[Begin Listed entries]

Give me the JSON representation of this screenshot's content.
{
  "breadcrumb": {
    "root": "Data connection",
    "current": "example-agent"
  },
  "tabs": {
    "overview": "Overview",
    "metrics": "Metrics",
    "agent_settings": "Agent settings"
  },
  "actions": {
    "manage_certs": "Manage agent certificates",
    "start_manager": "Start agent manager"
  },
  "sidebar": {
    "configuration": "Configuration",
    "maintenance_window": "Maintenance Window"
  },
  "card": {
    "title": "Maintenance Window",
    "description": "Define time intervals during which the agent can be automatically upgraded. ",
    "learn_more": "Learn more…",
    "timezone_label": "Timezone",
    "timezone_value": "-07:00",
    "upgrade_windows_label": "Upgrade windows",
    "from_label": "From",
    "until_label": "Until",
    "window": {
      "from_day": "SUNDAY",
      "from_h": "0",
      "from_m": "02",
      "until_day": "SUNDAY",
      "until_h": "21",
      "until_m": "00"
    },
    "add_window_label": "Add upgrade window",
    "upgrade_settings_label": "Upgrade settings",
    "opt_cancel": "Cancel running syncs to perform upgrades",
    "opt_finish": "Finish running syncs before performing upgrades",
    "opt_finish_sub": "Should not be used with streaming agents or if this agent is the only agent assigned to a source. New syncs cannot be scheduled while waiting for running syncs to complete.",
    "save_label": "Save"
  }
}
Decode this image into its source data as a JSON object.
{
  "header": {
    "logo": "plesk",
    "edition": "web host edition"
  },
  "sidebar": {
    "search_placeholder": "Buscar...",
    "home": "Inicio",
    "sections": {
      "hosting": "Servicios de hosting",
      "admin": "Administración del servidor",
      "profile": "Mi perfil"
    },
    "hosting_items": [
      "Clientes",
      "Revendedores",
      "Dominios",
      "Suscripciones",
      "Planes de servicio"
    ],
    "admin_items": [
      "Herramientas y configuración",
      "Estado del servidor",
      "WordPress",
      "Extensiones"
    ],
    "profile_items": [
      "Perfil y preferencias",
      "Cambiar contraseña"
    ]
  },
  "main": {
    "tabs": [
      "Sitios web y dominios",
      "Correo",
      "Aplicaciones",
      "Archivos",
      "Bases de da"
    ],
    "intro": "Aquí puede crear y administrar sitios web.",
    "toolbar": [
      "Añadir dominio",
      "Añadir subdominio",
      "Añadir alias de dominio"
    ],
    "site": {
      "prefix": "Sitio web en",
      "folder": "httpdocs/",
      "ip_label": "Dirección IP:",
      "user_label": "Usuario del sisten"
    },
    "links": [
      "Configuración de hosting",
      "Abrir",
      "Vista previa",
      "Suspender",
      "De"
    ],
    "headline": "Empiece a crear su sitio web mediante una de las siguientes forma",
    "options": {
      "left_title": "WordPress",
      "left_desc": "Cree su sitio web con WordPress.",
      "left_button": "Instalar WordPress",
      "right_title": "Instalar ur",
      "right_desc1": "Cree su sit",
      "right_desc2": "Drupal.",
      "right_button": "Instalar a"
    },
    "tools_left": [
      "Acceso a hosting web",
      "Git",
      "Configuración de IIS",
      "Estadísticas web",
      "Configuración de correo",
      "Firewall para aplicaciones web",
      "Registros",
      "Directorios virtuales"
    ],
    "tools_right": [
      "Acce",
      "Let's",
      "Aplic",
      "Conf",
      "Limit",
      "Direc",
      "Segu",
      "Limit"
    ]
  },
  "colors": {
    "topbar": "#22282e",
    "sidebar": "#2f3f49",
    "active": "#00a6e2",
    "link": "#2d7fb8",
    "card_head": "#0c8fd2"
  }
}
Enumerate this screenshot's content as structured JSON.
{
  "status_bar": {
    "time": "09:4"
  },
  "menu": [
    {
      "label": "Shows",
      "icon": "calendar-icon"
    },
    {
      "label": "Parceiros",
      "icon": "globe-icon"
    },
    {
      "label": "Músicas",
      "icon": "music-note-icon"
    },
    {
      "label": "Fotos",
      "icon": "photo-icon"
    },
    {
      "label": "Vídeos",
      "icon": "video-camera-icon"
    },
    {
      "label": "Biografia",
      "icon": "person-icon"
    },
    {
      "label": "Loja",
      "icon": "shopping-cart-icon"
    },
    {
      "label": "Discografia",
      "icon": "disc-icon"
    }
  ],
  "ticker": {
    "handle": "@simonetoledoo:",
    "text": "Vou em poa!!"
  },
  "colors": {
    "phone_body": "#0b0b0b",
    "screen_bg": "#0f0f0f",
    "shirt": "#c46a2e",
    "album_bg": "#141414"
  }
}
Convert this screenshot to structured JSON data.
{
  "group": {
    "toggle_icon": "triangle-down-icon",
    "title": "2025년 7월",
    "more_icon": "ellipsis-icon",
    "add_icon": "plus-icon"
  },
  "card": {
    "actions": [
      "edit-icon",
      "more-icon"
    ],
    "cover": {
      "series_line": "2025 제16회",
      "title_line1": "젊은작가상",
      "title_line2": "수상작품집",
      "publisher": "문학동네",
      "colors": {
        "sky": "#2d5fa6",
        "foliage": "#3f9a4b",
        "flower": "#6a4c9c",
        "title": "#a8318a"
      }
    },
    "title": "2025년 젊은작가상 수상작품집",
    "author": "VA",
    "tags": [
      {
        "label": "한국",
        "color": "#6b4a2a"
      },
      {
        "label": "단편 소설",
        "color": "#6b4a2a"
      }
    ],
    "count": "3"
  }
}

[End Listed entries]

| Written request |
Reproduce each line of the material containing the word "servidor".

| Output for this exercise |
      "admin": "Administración del servidor",
      "Estado del servidor",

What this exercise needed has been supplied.